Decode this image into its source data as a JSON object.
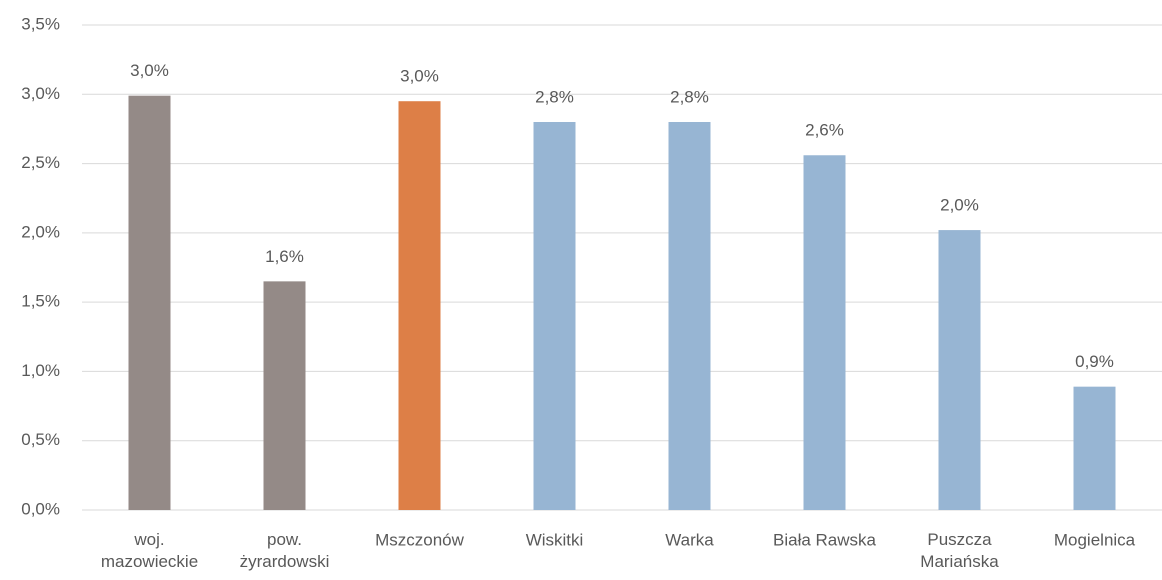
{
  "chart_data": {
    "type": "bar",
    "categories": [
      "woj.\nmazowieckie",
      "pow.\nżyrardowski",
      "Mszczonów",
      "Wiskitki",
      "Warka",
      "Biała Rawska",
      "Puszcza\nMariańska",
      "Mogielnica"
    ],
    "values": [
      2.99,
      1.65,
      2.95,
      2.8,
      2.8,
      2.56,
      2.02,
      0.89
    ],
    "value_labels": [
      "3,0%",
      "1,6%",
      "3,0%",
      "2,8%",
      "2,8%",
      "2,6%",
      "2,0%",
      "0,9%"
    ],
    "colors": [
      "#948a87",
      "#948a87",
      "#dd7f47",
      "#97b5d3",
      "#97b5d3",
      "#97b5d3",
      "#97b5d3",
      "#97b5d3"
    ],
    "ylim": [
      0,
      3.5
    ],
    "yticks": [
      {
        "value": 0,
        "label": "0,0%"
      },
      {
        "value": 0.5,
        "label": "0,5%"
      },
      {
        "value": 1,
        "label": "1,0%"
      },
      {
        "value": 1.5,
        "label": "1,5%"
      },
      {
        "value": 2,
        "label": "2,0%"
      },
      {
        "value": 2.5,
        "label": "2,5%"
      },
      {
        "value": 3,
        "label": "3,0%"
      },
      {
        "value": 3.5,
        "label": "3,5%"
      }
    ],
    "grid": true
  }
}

- **WRITTEN REQUEST**
All the material shown above is to be copied exactly, with no pictures carried over.

- **ANSWER TO THE PROBLEM**
Decode this image into its source data as a JSON object.
{
  "chart_data": {
    "type": "bar",
    "categories": [
      "woj.\nmazowieckie",
      "pow.\nżyrardowski",
      "Mszczonów",
      "Wiskitki",
      "Warka",
      "Biała Rawska",
      "Puszcza\nMariańska",
      "Mogielnica"
    ],
    "values": [
      2.99,
      1.65,
      2.95,
      2.8,
      2.8,
      2.56,
      2.02,
      0.89
    ],
    "value_labels": [
      "3,0%",
      "1,6%",
      "3,0%",
      "2,8%",
      "2,8%",
      "2,6%",
      "2,0%",
      "0,9%"
    ],
    "colors": [
      "#948a87",
      "#948a87",
      "#dd7f47",
      "#97b5d3",
      "#97b5d3",
      "#97b5d3",
      "#97b5d3",
      "#97b5d3"
    ],
    "ylim": [
      0,
      3.5
    ],
    "yticks": [
      {
        "value": 0,
        "label": "0,0%"
      },
      {
        "value": 0.5,
        "label": "0,5%"
      },
      {
        "value": 1,
        "label": "1,0%"
      },
      {
        "value": 1.5,
        "label": "1,5%"
      },
      {
        "value": 2,
        "label": "2,0%"
      },
      {
        "value": 2.5,
        "label": "2,5%"
      },
      {
        "value": 3,
        "label": "3,0%"
      },
      {
        "value": 3.5,
        "label": "3,5%"
      }
    ],
    "grid": true
  }
}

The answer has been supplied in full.